- _Exercise requirements_:
Retype every entry in its entirety, without alteration.

- _Material_:

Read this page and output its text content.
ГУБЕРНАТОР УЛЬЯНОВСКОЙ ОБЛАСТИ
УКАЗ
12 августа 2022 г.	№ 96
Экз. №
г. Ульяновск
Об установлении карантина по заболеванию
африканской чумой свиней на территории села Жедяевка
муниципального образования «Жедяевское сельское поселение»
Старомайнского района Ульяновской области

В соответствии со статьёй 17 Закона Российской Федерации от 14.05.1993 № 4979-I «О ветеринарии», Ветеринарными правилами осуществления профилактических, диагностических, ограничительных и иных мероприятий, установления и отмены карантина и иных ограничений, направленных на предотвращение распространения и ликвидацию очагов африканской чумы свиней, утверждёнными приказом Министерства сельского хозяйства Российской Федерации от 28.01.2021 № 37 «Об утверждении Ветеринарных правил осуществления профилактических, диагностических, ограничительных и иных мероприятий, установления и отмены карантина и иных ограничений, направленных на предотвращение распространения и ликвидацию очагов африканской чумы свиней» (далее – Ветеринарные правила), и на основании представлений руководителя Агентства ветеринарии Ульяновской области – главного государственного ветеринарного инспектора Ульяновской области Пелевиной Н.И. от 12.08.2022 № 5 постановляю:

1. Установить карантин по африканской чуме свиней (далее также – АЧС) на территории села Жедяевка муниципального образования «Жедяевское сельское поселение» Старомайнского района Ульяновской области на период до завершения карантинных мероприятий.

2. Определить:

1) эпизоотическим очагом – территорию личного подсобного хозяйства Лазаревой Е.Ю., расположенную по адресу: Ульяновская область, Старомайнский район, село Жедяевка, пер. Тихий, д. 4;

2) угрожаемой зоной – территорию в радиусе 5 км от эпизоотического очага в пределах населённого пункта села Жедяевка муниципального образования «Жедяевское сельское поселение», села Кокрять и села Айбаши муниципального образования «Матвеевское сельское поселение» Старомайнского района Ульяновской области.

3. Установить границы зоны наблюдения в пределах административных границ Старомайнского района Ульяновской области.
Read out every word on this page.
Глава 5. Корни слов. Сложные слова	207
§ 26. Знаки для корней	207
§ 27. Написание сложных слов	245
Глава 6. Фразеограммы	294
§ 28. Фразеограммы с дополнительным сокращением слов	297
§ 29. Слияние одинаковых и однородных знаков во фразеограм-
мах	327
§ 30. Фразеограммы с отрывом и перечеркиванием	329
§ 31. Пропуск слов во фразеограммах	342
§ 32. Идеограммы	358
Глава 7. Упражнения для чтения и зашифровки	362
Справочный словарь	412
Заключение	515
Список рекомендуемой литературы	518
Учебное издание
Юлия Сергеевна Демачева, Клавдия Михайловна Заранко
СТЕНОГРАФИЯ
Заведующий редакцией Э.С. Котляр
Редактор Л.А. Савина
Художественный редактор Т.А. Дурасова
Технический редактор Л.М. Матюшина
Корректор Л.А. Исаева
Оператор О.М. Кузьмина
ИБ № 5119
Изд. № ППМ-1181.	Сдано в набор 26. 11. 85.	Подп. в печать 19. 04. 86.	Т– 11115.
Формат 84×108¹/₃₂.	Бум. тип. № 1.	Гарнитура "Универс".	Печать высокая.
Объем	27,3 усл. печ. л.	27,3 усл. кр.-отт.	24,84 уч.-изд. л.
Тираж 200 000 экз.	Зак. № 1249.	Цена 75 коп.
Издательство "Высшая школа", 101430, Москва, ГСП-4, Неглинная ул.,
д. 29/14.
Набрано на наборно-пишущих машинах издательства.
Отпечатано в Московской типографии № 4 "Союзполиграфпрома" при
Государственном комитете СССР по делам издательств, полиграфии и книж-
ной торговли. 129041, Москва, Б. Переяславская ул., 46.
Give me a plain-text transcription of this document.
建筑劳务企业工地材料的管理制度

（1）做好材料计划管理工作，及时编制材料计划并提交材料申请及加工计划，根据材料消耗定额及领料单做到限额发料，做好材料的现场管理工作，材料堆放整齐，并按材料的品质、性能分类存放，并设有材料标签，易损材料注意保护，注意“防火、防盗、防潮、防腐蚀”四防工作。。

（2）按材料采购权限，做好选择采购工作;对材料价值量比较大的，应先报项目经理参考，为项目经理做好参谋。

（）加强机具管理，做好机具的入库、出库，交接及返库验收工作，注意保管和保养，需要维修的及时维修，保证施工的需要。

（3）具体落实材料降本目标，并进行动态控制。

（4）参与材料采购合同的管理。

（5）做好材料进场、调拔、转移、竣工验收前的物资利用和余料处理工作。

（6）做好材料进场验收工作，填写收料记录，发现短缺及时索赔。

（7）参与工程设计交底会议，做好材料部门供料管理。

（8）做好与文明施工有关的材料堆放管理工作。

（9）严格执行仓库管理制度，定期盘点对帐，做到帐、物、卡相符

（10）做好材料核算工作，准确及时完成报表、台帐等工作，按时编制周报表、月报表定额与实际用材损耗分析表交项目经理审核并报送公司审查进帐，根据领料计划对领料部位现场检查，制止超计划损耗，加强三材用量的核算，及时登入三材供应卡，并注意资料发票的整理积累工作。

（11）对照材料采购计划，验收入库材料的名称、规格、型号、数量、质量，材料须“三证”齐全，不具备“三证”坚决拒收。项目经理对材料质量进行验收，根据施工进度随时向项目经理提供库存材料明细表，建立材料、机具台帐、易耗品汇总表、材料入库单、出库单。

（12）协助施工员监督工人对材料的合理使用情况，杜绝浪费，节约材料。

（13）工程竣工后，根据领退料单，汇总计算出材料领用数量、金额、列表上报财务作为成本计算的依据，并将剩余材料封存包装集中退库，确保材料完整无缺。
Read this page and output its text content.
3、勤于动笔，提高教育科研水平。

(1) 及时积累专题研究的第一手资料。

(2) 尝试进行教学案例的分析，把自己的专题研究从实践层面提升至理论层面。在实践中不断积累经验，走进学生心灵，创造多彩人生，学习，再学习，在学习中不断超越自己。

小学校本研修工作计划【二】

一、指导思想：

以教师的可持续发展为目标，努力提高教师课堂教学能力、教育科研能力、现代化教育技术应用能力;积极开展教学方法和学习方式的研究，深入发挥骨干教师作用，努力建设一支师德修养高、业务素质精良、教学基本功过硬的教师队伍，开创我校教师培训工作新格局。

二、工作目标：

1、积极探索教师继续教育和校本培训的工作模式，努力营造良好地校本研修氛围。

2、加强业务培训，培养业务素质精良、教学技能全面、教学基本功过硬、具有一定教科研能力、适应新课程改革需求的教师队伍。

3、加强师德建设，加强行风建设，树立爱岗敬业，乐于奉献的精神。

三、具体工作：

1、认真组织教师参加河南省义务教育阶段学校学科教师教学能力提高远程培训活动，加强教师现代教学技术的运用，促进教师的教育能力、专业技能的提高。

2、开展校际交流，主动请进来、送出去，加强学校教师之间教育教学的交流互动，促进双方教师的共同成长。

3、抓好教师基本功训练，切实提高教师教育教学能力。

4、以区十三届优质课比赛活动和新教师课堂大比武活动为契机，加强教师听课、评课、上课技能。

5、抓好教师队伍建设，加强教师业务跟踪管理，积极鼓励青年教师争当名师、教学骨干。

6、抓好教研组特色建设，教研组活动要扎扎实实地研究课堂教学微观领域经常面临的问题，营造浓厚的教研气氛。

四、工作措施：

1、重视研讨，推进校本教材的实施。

- _Written solution_:
Read this page and output its text content.
ГУБЕРНАТОР УЛЬЯНОВСКОЙ ОБЛАСТИ
УКАЗ
12 августа 2022 г.	№ 96
Экз. №
г. Ульяновск
Об установлении карантина по заболеванию
африканской чумой свиней на территории села Жедяевка
муниципального образования «Жедяевское сельское поселение»
Старомайнского района Ульяновской области

В соответствии со статьёй 17 Закона Российской Федерации от 14.05.1993 № 4979-I «О ветеринарии», Ветеринарными правилами осуществления профилактических, диагностических, ограничительных и иных мероприятий, установления и отмены карантина и иных ограничений, направленных на предотвращение распространения и ликвидацию очагов африканской чумы свиней, утверждёнными приказом Министерства сельского хозяйства Российской Федерации от 28.01.2021 № 37 «Об утверждении Ветеринарных правил осуществления профилактических, диагностических, ограничительных и иных мероприятий, установления и отмены карантина и иных ограничений, направленных на предотвращение распространения и ликвидацию очагов африканской чумы свиней» (далее – Ветеринарные правила), и на основании представлений руководителя Агентства ветеринарии Ульяновской области – главного государственного ветеринарного инспектора Ульяновской области Пелевиной Н.И. от 12.08.2022 № 5 постановляю:

1. Установить карантин по африканской чуме свиней (далее также – АЧС) на территории села Жедяевка муниципального образования «Жедяевское сельское поселение» Старомайнского района Ульяновской области на период до завершения карантинных мероприятий.

2. Определить:

1) эпизоотическим очагом – территорию личного подсобного хозяйства Лазаревой Е.Ю., расположенную по адресу: Ульяновская область, Старомайнский район, село Жедяевка, пер. Тихий, д. 4;

2) угрожаемой зоной – территорию в радиусе 5 км от эпизоотического очага в пределах населённого пункта села Жедяевка муниципального образования «Жедяевское сельское поселение», села Кокрять и села Айбаши муниципального образования «Матвеевское сельское поселение» Старомайнского района Ульяновской области.

3. Установить границы зоны наблюдения в пределах административных границ Старомайнского района Ульяновской области.
Read out every word on this page.
Глава 5. Корни слов. Сложные слова	207
§ 26. Знаки для корней	207
§ 27. Написание сложных слов	245
Глава 6. Фразеограммы	294
§ 28. Фразеограммы с дополнительным сокращением слов	297
§ 29. Слияние одинаковых и однородных знаков во фразеограм-
мах	327
§ 30. Фразеограммы с отрывом и перечеркиванием	329
§ 31. Пропуск слов во фразеограммах	342
§ 32. Идеограммы	358
Глава 7. Упражнения для чтения и зашифровки	362
Справочный словарь	412
Заключение	515
Список рекомендуемой литературы	518
Учебное издание
Юлия Сергеевна Демачева, Клавдия Михайловна Заранко
СТЕНОГРАФИЯ
Заведующий редакцией Э.С. Котляр
Редактор Л.А. Савина
Художественный редактор Т.А. Дурасова
Технический редактор Л.М. Матюшина
Корректор Л.А. Исаева
Оператор О.М. Кузьмина
ИБ № 5119
Изд. № ППМ-1181.	Сдано в набор 26. 11. 85.	Подп. в печать 19. 04. 86.	Т– 11115.
Формат 84×108¹/₃₂.	Бум. тип. № 1.	Гарнитура "Универс".	Печать высокая.
Объем	27,3 усл. печ. л.	27,3 усл. кр.-отт.	24,84 уч.-изд. л.
Тираж 200 000 экз.	Зак. № 1249.	Цена 75 коп.
Издательство "Высшая школа", 101430, Москва, ГСП-4, Неглинная ул.,
д. 29/14.
Набрано на наборно-пишущих машинах издательства.
Отпечатано в Московской типографии № 4 "Союзполиграфпрома" при
Государственном комитете СССР по делам издательств, полиграфии и книж-
ной торговли. 129041, Москва, Б. Переяславская ул., 46.
Give me a plain-text transcription of this document.
建筑劳务企业工地材料的管理制度

（1）做好材料计划管理工作，及时编制材料计划并提交材料申请及加工计划，根据材料消耗定额及领料单做到限额发料，做好材料的现场管理工作，材料堆放整齐，并按材料的品质、性能分类存放，并设有材料标签，易损材料注意保护，注意“防火、防盗、防潮、防腐蚀”四防工作。。

（2）按材料采购权限，做好选择采购工作;对材料价值量比较大的，应先报项目经理参考，为项目经理做好参谋。

（）加强机具管理，做好机具的入库、出库，交接及返库验收工作，注意保管和保养，需要维修的及时维修，保证施工的需要。

（3）具体落实材料降本目标，并进行动态控制。

（4）参与材料采购合同的管理。

（5）做好材料进场、调拔、转移、竣工验收前的物资利用和余料处理工作。

（6）做好材料进场验收工作，填写收料记录，发现短缺及时索赔。

（7）参与工程设计交底会议，做好材料部门供料管理。

（8）做好与文明施工有关的材料堆放管理工作。

（9）严格执行仓库管理制度，定期盘点对帐，做到帐、物、卡相符

（10）做好材料核算工作，准确及时完成报表、台帐等工作，按时编制周报表、月报表定额与实际用材损耗分析表交项目经理审核并报送公司审查进帐，根据领料计划对领料部位现场检查，制止超计划损耗，加强三材用量的核算，及时登入三材供应卡，并注意资料发票的整理积累工作。

（11）对照材料采购计划，验收入库材料的名称、规格、型号、数量、质量，材料须“三证”齐全，不具备“三证”坚决拒收。项目经理对材料质量进行验收，根据施工进度随时向项目经理提供库存材料明细表，建立材料、机具台帐、易耗品汇总表、材料入库单、出库单。

（12）协助施工员监督工人对材料的合理使用情况，杜绝浪费，节约材料。

（13）工程竣工后，根据领退料单，汇总计算出材料领用数量、金额、列表上报财务作为成本计算的依据，并将剩余材料封存包装集中退库，确保材料完整无缺。
Read this page and output its text content.
3、勤于动笔，提高教育科研水平。

(1) 及时积累专题研究的第一手资料。

(2) 尝试进行教学案例的分析，把自己的专题研究从实践层面提升至理论层面。在实践中不断积累经验，走进学生心灵，创造多彩人生，学习，再学习，在学习中不断超越自己。

小学校本研修工作计划【二】

一、指导思想：

以教师的可持续发展为目标，努力提高教师课堂教学能力、教育科研能力、现代化教育技术应用能力;积极开展教学方法和学习方式的研究，深入发挥骨干教师作用，努力建设一支师德修养高、业务素质精良、教学基本功过硬的教师队伍，开创我校教师培训工作新格局。

二、工作目标：

1、积极探索教师继续教育和校本培训的工作模式，努力营造良好地校本研修氛围。

2、加强业务培训，培养业务素质精良、教学技能全面、教学基本功过硬、具有一定教科研能力、适应新课程改革需求的教师队伍。

3、加强师德建设，加强行风建设，树立爱岗敬业，乐于奉献的精神。

三、具体工作：

1、认真组织教师参加河南省义务教育阶段学校学科教师教学能力提高远程培训活动，加强教师现代教学技术的运用，促进教师的教育能力、专业技能的提高。

2、开展校际交流，主动请进来、送出去，加强学校教师之间教育教学的交流互动，促进双方教师的共同成长。

3、抓好教师基本功训练，切实提高教师教育教学能力。

4、以区十三届优质课比赛活动和新教师课堂大比武活动为契机，加强教师听课、评课、上课技能。

5、抓好教师队伍建设，加强教师业务跟踪管理，积极鼓励青年教师争当名师、教学骨干。

6、抓好教研组特色建设，教研组活动要扎扎实实地研究课堂教学微观领域经常面临的问题，营造浓厚的教研气氛。

四、工作措施：

1、重视研讨，推进校本教材的实施。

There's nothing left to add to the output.